**TASK PROMPT**:
Reproduce every line of the entries below verbatim, omitting the pictures.
● ● ● ●
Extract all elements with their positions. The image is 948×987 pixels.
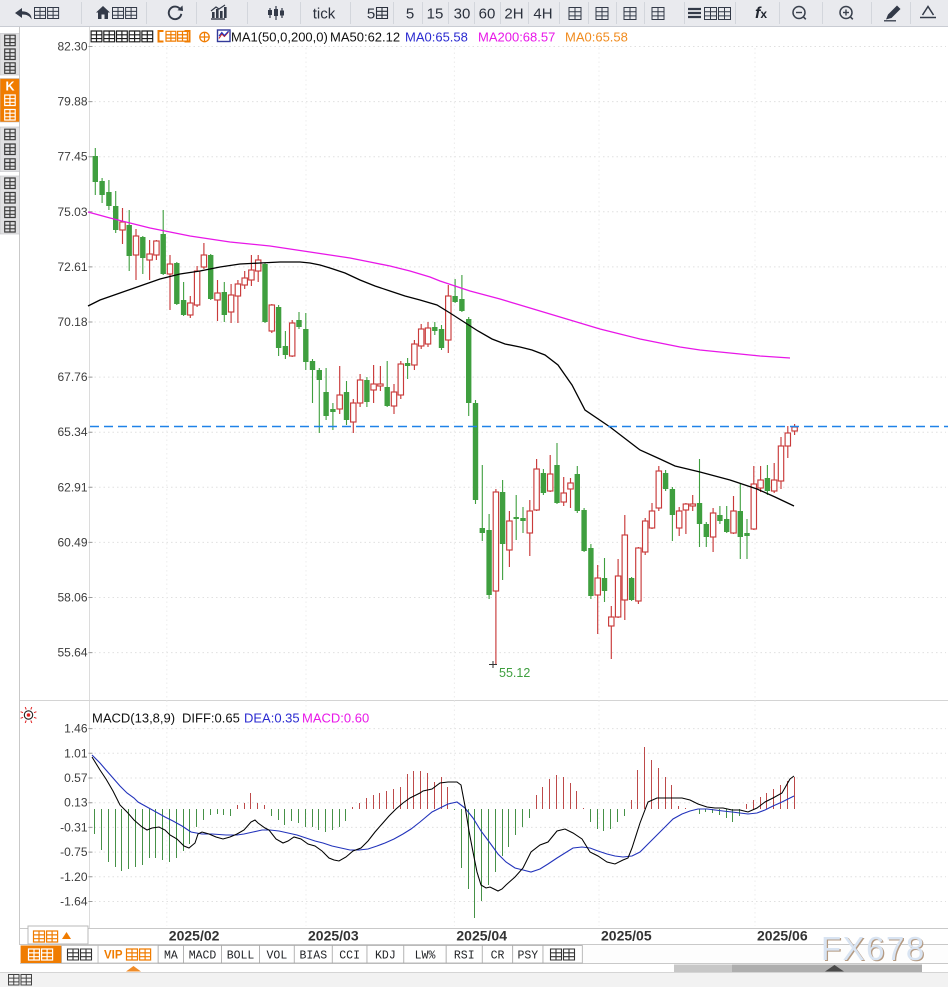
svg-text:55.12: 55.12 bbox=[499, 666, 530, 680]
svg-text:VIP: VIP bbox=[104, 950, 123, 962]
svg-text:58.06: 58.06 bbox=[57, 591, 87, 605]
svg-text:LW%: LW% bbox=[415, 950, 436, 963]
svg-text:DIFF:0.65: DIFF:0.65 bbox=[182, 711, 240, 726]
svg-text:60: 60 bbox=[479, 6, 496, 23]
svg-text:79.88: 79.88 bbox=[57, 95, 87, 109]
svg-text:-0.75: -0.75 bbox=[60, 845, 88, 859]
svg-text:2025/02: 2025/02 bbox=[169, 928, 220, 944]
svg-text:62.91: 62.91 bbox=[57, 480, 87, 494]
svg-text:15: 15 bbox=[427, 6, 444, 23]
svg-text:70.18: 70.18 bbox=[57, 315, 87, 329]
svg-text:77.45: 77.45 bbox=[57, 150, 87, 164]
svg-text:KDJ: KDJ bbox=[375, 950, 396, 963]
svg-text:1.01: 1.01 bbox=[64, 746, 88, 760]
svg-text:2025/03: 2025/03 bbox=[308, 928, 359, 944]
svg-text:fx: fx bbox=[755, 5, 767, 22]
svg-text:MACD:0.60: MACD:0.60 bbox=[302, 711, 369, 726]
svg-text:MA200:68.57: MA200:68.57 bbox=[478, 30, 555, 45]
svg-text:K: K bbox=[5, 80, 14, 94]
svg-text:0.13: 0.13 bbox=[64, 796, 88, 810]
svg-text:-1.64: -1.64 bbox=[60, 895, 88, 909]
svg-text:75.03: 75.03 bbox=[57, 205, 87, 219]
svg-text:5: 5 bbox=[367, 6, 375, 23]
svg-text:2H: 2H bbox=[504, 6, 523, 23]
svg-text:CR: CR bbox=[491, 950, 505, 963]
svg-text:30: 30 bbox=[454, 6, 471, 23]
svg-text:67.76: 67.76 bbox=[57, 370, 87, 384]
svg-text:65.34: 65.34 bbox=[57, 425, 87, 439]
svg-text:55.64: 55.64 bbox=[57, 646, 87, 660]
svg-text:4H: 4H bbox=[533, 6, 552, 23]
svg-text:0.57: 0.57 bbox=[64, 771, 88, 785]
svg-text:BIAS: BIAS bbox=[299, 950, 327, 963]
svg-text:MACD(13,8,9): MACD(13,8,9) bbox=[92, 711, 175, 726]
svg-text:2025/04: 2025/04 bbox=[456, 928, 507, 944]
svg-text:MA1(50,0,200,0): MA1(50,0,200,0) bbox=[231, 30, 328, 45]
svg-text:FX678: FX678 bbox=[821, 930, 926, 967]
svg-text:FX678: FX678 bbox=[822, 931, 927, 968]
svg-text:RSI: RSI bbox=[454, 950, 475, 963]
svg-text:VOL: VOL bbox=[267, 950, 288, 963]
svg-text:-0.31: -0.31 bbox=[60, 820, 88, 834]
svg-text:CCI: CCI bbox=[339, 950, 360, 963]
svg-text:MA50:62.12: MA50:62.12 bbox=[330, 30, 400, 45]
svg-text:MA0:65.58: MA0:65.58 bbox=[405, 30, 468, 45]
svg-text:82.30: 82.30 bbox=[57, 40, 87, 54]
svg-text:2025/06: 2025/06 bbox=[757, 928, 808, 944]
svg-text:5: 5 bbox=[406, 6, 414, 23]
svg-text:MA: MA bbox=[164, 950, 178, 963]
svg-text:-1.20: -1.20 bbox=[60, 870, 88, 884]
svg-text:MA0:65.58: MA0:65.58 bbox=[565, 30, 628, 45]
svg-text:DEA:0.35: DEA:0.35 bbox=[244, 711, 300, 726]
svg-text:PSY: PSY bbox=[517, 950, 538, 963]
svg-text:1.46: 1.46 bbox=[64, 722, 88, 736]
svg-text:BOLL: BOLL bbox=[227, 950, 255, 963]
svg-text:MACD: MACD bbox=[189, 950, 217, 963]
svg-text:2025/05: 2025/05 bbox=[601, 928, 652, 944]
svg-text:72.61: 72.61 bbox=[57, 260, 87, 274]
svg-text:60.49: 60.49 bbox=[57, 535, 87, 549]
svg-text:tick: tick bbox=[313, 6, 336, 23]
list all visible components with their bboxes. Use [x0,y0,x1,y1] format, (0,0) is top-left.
● ● ● ●
**TASK SOLUTION**:
Extract all elements with their positions. The image is 948×987 pixels.
svg-text:55.12: 55.12 bbox=[499, 666, 530, 680]
svg-text:VIP: VIP bbox=[104, 950, 123, 962]
svg-text:58.06: 58.06 bbox=[57, 591, 87, 605]
svg-text:LW%: LW% bbox=[415, 950, 436, 963]
svg-text:DIFF:0.65: DIFF:0.65 bbox=[182, 711, 240, 726]
svg-text:60: 60 bbox=[479, 6, 496, 23]
svg-text:79.88: 79.88 bbox=[57, 95, 87, 109]
svg-text:-0.75: -0.75 bbox=[60, 845, 88, 859]
svg-text:2025/02: 2025/02 bbox=[169, 928, 220, 944]
svg-text:62.91: 62.91 bbox=[57, 480, 87, 494]
svg-text:15: 15 bbox=[427, 6, 444, 23]
svg-text:70.18: 70.18 bbox=[57, 315, 87, 329]
svg-text:77.45: 77.45 bbox=[57, 150, 87, 164]
svg-text:KDJ: KDJ bbox=[375, 950, 396, 963]
svg-text:1.01: 1.01 bbox=[64, 746, 88, 760]
svg-text:2025/03: 2025/03 bbox=[308, 928, 359, 944]
svg-text:fx: fx bbox=[755, 5, 767, 22]
svg-text:MACD:0.60: MACD:0.60 bbox=[302, 711, 369, 726]
svg-text:MA200:68.57: MA200:68.57 bbox=[478, 30, 555, 45]
svg-text:K: K bbox=[5, 80, 14, 94]
svg-text:0.13: 0.13 bbox=[64, 796, 88, 810]
svg-text:-1.64: -1.64 bbox=[60, 895, 88, 909]
svg-text:75.03: 75.03 bbox=[57, 205, 87, 219]
svg-text:5: 5 bbox=[367, 6, 375, 23]
svg-text:2H: 2H bbox=[504, 6, 523, 23]
svg-text:CR: CR bbox=[491, 950, 505, 963]
svg-text:30: 30 bbox=[454, 6, 471, 23]
svg-text:67.76: 67.76 bbox=[57, 370, 87, 384]
svg-text:65.34: 65.34 bbox=[57, 425, 87, 439]
svg-text:55.64: 55.64 bbox=[57, 646, 87, 660]
svg-text:4H: 4H bbox=[533, 6, 552, 23]
svg-text:0.57: 0.57 bbox=[64, 771, 88, 785]
svg-text:BIAS: BIAS bbox=[299, 950, 327, 963]
svg-text:MACD(13,8,9): MACD(13,8,9) bbox=[92, 711, 175, 726]
svg-text:2025/04: 2025/04 bbox=[456, 928, 507, 944]
svg-text:MA1(50,0,200,0): MA1(50,0,200,0) bbox=[231, 30, 328, 45]
svg-text:FX678: FX678 bbox=[821, 930, 926, 967]
svg-text:FX678: FX678 bbox=[822, 931, 927, 968]
svg-text:RSI: RSI bbox=[454, 950, 475, 963]
svg-text:VOL: VOL bbox=[267, 950, 288, 963]
svg-text:-0.31: -0.31 bbox=[60, 820, 88, 834]
svg-text:CCI: CCI bbox=[339, 950, 360, 963]
svg-text:MA50:62.12: MA50:62.12 bbox=[330, 30, 400, 45]
svg-text:MA0:65.58: MA0:65.58 bbox=[405, 30, 468, 45]
svg-text:82.30: 82.30 bbox=[57, 40, 87, 54]
svg-text:2025/06: 2025/06 bbox=[757, 928, 808, 944]
svg-text:5: 5 bbox=[406, 6, 414, 23]
svg-text:MA: MA bbox=[164, 950, 178, 963]
svg-text:-1.20: -1.20 bbox=[60, 870, 88, 884]
svg-text:MA0:65.58: MA0:65.58 bbox=[565, 30, 628, 45]
svg-text:DEA:0.35: DEA:0.35 bbox=[244, 711, 300, 726]
svg-text:PSY: PSY bbox=[517, 950, 538, 963]
svg-text:1.46: 1.46 bbox=[64, 722, 88, 736]
svg-text:BOLL: BOLL bbox=[227, 950, 255, 963]
svg-text:MACD: MACD bbox=[189, 950, 217, 963]
svg-text:2025/05: 2025/05 bbox=[601, 928, 652, 944]
svg-text:72.61: 72.61 bbox=[57, 260, 87, 274]
svg-text:60.49: 60.49 bbox=[57, 535, 87, 549]
svg-text:tick: tick bbox=[313, 6, 336, 23]
list all visible components with their bboxes. Use [x0,y0,x1,y1] format, (0,0) is top-left.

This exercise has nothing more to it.